### DATASET EXCERPTS
-- start --

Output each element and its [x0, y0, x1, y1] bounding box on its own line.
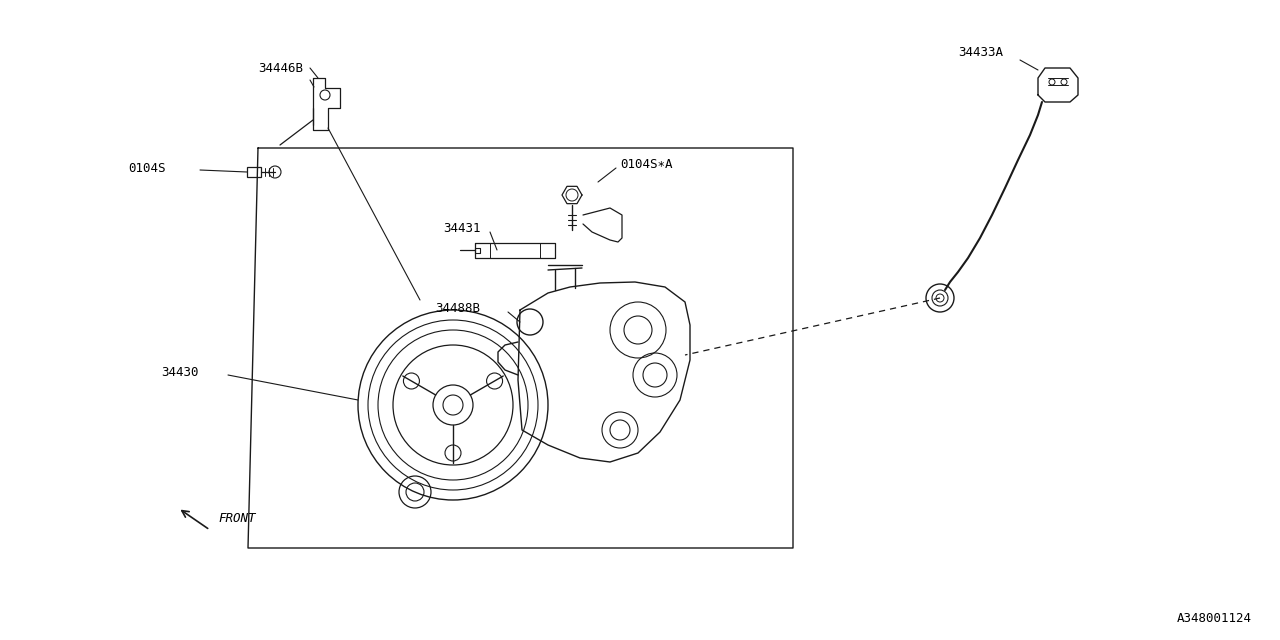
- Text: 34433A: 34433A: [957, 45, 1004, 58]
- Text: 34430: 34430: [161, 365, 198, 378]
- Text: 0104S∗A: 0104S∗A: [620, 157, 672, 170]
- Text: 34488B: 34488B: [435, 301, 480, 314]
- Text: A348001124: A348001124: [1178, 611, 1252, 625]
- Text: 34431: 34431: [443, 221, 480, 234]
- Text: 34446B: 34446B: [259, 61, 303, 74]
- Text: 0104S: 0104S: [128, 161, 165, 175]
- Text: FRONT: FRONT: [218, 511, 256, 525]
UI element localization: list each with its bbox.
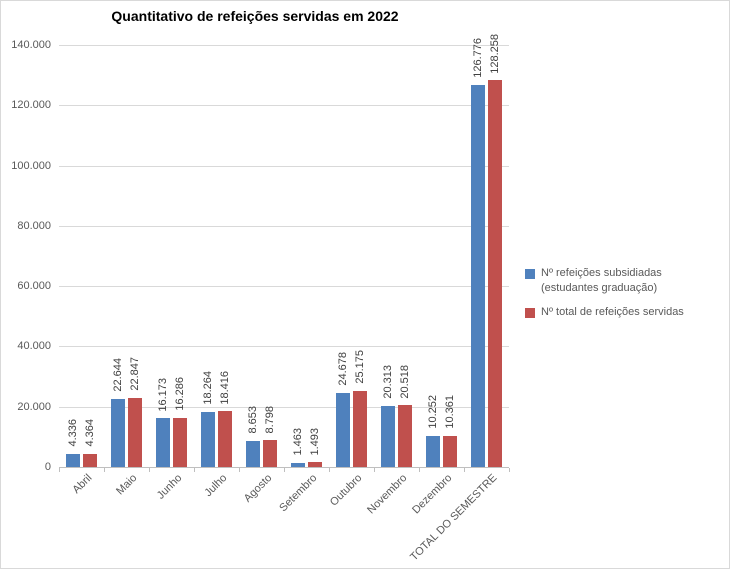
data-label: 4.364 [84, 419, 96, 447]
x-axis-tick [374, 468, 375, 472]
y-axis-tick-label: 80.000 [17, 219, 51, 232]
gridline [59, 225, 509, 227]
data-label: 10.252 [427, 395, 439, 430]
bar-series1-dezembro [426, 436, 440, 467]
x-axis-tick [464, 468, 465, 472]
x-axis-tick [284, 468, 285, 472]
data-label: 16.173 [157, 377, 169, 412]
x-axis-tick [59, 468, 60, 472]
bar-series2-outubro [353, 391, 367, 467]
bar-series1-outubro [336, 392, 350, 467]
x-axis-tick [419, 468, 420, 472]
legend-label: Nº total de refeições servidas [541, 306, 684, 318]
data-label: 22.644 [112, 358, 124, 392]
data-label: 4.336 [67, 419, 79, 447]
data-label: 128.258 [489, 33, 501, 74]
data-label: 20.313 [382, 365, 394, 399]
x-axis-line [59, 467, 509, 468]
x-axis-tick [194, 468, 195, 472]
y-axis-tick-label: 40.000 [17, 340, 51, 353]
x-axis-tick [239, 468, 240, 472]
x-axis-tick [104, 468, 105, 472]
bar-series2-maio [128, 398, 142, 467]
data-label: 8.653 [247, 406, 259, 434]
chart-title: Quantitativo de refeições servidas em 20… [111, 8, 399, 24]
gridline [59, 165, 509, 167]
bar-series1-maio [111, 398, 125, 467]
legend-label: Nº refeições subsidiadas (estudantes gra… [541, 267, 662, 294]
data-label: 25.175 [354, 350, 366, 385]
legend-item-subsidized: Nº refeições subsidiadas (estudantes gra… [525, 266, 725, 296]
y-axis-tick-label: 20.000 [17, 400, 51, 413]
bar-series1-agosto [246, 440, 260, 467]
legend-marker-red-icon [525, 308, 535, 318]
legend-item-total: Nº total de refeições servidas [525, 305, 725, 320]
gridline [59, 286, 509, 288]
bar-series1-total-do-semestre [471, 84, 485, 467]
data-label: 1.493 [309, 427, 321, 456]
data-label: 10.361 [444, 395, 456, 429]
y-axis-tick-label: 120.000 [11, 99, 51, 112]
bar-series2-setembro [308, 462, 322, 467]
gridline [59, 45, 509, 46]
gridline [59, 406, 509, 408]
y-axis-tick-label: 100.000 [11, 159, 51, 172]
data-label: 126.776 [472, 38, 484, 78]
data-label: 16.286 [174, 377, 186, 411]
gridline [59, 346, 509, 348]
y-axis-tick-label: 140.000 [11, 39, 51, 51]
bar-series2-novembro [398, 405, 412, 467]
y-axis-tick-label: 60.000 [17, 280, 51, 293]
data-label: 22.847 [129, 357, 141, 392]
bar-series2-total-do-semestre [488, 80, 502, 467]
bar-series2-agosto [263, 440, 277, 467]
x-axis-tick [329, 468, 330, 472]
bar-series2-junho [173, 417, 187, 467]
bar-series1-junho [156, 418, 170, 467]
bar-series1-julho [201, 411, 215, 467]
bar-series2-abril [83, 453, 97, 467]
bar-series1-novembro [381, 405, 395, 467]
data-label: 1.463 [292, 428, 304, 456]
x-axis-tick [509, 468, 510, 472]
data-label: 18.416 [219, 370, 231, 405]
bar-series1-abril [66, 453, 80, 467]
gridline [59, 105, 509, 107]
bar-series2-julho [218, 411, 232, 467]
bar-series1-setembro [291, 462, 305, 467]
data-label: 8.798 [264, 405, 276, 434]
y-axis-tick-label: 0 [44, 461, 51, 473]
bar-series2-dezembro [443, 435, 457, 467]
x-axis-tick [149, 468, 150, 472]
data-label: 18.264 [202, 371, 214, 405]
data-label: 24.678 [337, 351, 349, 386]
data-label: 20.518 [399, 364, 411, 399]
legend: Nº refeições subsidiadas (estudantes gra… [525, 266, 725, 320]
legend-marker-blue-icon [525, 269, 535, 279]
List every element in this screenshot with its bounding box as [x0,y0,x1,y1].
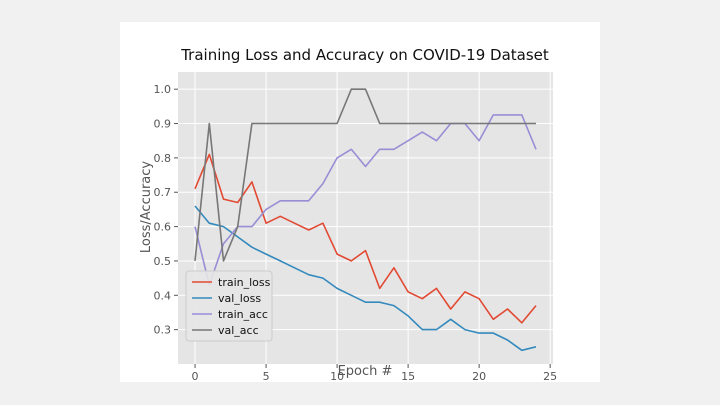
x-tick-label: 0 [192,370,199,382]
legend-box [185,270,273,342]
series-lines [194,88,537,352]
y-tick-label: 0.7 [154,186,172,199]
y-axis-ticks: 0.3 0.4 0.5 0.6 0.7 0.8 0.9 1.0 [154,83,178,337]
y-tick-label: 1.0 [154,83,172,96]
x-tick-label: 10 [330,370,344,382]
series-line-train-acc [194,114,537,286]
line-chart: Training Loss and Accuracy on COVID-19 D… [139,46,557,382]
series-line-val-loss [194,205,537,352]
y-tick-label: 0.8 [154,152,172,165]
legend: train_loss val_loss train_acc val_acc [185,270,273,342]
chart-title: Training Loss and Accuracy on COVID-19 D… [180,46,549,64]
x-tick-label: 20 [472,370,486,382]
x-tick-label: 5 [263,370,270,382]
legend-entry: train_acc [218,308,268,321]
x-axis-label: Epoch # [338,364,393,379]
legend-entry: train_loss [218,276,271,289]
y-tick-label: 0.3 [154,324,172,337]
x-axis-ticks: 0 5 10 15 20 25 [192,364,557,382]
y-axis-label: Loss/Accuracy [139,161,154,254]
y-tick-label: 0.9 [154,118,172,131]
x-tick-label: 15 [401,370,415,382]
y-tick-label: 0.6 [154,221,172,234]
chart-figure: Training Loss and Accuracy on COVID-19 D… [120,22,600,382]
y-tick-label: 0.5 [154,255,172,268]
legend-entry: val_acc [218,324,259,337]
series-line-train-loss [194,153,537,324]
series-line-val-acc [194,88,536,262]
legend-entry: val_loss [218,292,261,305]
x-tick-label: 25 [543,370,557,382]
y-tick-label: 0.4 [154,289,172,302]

-- end --

### DIRECTIVE
Convert every line of the records above into a single numbered list, skipping blank lines and leaving out the pictures.

### COMPLETE OUTPUT
1. Output each element and its [x0, y0, x1, y1] bounding box on its own line.
2. - Text: 34433A: 34433A: [957, 45, 1004, 58]
3. - Text: 34430: 34430: [161, 365, 198, 378]
4. - Text: 0104S∗A: 0104S∗A: [620, 157, 672, 170]
5. - Text: 34488B: 34488B: [435, 301, 480, 314]
6. - Text: A348001124: A348001124: [1178, 611, 1252, 625]
7. - Text: 34431: 34431: [443, 221, 480, 234]
8. - Text: 34446B: 34446B: [259, 61, 303, 74]
9. - Text: 0104S: 0104S: [128, 161, 165, 175]
10. - Text: FRONT: FRONT: [218, 511, 256, 525]
11. UI element localization: list each with its bbox.
12. data-label: 4.364 [84, 419, 96, 447]
13. x-axis-tick [374, 468, 375, 472]
14. y-axis-tick-label: 80.000 [17, 219, 51, 232]
15. gridline [59, 225, 509, 227]
16. data-label: 10.252 [427, 395, 439, 430]
17. bar-series1-dezembro [426, 436, 440, 467]
18. x-axis-tick [464, 468, 465, 472]
19. x-axis-tick [284, 468, 285, 472]
20. data-label: 16.173 [157, 377, 169, 412]
21. x-axis-tick [59, 468, 60, 472]
22. bar-series2-outubro [353, 391, 367, 467]
23. bar-series1-outubro [336, 392, 350, 467]
24. x-axis-tick [419, 468, 420, 472]
25. legend-label: Nº total de refeições servidas [541, 306, 684, 318]
26. data-label: 22.644 [112, 358, 124, 392]
27. data-label: 4.336 [67, 419, 79, 447]
28. data-label: 128.258 [489, 33, 501, 74]
29. data-label: 20.313 [382, 365, 394, 399]
30. x-axis-line [59, 467, 509, 468]
31. x-axis-tick [194, 468, 195, 472]
32. y-axis-tick-label: 40.000 [17, 340, 51, 353]
33. x-axis-tick [239, 468, 240, 472]
34. x-axis-tick [104, 468, 105, 472]
35. bar-series2-maio [128, 398, 142, 467]
36. data-label: 8.653 [247, 406, 259, 434]
37. chart-title: Quantitativo de refeições servidas em 20… [111, 8, 399, 24]
38. gridline [59, 165, 509, 167]
39. bar-series1-maio [111, 398, 125, 467]
40. legend-label: Nº refeições subsidiadas (estudantes gra… [541, 267, 662, 294]
41. data-label: 25.175 [354, 350, 366, 385]
42. legend-item-subsidized: Nº refeições subsidiadas (estudantes gra… [525, 266, 725, 296]
43. y-axis-tick-label: 20.000 [17, 400, 51, 413]
44. bar-series1-agosto [246, 440, 260, 467]
45. legend-marker-red-icon [525, 308, 535, 318]
46. legend-item-total: Nº total de refeições servidas [525, 305, 725, 320]
47. gridline [59, 286, 509, 288]
48. bar-series1-total-do-semestre [471, 84, 485, 467]
49. data-label: 1.493 [309, 427, 321, 456]
50. data-label: 10.361 [444, 395, 456, 429]
51. y-axis-tick-label: 120.000 [11, 99, 51, 112]
52. bar-series2-setembro [308, 462, 322, 467]
53. gridline [59, 45, 509, 46]
54. gridline [59, 406, 509, 408]
55. y-axis-tick-label: 100.000 [11, 159, 51, 172]
56. data-label: 126.776 [472, 38, 484, 78]
57. data-label: 16.286 [174, 377, 186, 411]
58. gridline [59, 346, 509, 348]
59. y-axis-tick-label: 140.000 [11, 39, 51, 51]
60. bar-series2-novembro [398, 405, 412, 467]
61. y-axis-tick-label: 60.000 [17, 280, 51, 293]
62. data-label: 22.847 [129, 357, 141, 392]
63. bar-series2-total-do-semestre [488, 80, 502, 467]
64. bar-series2-agosto [263, 440, 277, 467]
65. x-axis-tick [329, 468, 330, 472]
66. bar-series2-junho [173, 417, 187, 467]
67. bar-series1-junho [156, 418, 170, 467]
68. bar-series1-julho [201, 411, 215, 467]
69. bar-series2-abril [83, 453, 97, 467]
70. bar-series1-novembro [381, 405, 395, 467]
71. data-label: 1.463 [292, 428, 304, 456]
72. x-axis-tick [509, 468, 510, 472]
73. data-label: 18.416 [219, 370, 231, 405]
74. bar-series1-abril [66, 453, 80, 467]
75. gridline [59, 105, 509, 107]
76. bar-series2-julho [218, 411, 232, 467]
77. bar-series1-setembro [291, 462, 305, 467]
78. data-label: 8.798 [264, 405, 276, 434]
79. y-axis-tick-label: 0 [44, 461, 51, 473]
80. bar-series2-dezembro [443, 435, 457, 467]
81. x-axis-tick [149, 468, 150, 472]
82. data-label: 18.264 [202, 371, 214, 405]
83. data-label: 24.678 [337, 351, 349, 386]
84. data-label: 20.518 [399, 364, 411, 399]
85. legend: Nº refeições subsidiadas (estudantes gra… [525, 266, 725, 320]
86. legend-marker-blue-icon [525, 269, 535, 279]
87. List every element in this screenshot with its bounding box as [x0,y0,x1,y1].
88. x-tick-label: 0 [192,370,199,382]
89. legend-box [185,270,273,342]
90. series-lines [194,88,537,352]
91. y-tick-label: 0.7 [154,186,172,199]
92. y-axis-ticks: 0.3 0.4 0.5 0.6 0.7 0.8 0.9 1.0 [154,83,178,337]
93. y-tick-label: 1.0 [154,83,172,96]
94. x-tick-label: 10 [330,370,344,382]
95. series-line-train-acc [194,114,537,286]
96. line-chart: Training Loss and Accuracy on COVID-19 D… [139,46,557,382]
97. series-line-val-loss [194,205,537,352]
98. y-tick-label: 0.8 [154,152,172,165]
99. legend: train_loss val_loss train_acc val_acc [185,270,273,342]
100. chart-title: Training Loss and Accuracy on COVID-19 D… [180,46,549,64]
101. x-tick-label: 20 [472,370,486,382]
102. x-tick-label: 5 [263,370,270,382]
103. legend-entry: train_acc [218,308,268,321]
104. x-axis-label: Epoch # [338,364,393,379]
105. legend-entry: train_loss [218,276,271,289]
106. y-tick-label: 0.3 [154,324,172,337]
107. x-axis-ticks: 0 5 10 15 20 25 [192,364,557,382]
108. y-axis-label: Loss/Accuracy [139,161,154,254]
109. y-tick-label: 0.9 [154,118,172,131]
110. x-tick-label: 15 [401,370,415,382]
111. y-tick-label: 0.6 [154,221,172,234]
112. chart-figure: Training Loss and Accuracy on COVID-19 D… [120,22,600,382]
113. y-tick-label: 0.5 [154,255,172,268]
114. legend-entry: val_acc [218,324,259,337]
115. series-line-train-loss [194,153,537,324]
116. series-line-val-acc [194,88,536,262]
117. legend-entry: val_loss [218,292,261,305]
118. x-tick-label: 25 [543,370,557,382]
119. y-tick-label: 0.4 [154,289,172,302]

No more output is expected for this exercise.